→ **Information supplied**:
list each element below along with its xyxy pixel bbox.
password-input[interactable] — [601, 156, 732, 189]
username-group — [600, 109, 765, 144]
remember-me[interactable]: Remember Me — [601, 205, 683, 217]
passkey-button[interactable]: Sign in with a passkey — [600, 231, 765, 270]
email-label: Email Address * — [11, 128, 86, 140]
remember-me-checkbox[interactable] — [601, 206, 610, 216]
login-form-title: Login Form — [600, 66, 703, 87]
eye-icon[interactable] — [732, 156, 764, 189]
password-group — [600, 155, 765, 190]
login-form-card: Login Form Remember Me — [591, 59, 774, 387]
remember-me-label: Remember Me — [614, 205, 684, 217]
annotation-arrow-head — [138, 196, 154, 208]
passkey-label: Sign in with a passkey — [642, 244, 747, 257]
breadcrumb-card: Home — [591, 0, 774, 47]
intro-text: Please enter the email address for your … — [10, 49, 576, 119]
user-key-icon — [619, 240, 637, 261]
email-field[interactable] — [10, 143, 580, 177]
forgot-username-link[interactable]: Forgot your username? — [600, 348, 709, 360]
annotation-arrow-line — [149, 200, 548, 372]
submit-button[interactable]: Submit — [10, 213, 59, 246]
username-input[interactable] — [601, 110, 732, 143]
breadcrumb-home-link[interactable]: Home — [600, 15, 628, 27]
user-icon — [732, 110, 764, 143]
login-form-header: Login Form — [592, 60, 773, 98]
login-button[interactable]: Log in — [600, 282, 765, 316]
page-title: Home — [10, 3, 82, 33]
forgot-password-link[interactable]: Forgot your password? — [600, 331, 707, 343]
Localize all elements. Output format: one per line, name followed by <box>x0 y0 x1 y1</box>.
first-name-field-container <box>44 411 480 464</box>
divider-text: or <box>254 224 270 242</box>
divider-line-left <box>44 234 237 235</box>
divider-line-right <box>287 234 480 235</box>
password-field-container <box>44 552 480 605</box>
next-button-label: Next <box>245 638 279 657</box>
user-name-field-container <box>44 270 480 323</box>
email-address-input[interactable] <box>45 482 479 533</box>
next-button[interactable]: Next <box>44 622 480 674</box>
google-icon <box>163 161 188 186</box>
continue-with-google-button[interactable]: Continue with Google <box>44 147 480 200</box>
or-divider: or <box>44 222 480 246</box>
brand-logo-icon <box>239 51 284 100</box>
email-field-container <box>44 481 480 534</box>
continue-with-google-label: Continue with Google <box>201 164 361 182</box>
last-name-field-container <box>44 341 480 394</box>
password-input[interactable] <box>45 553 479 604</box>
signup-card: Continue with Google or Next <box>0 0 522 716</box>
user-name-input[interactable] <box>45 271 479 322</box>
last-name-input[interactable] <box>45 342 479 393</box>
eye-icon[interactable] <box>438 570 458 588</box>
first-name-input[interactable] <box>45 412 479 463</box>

→ **Set exercise**: Copy the data word for word, everything from its first line down to the line that contains "login-form-card: Login Form", with both of those lines included.

→ **Result for this exercise**:
list each element below along with its xyxy pixel bbox.
password-input[interactable] — [601, 156, 732, 189]
username-group — [600, 109, 765, 144]
remember-me[interactable]: Remember Me — [601, 205, 683, 217]
passkey-button[interactable]: Sign in with a passkey — [600, 231, 765, 270]
email-label: Email Address * — [11, 128, 86, 140]
remember-me-checkbox[interactable] — [601, 206, 610, 216]
login-form-title: Login Form — [600, 66, 703, 87]
eye-icon[interactable] — [732, 156, 764, 189]
password-group — [600, 155, 765, 190]
login-form-card: Login Form Remember Me — [591, 59, 774, 387]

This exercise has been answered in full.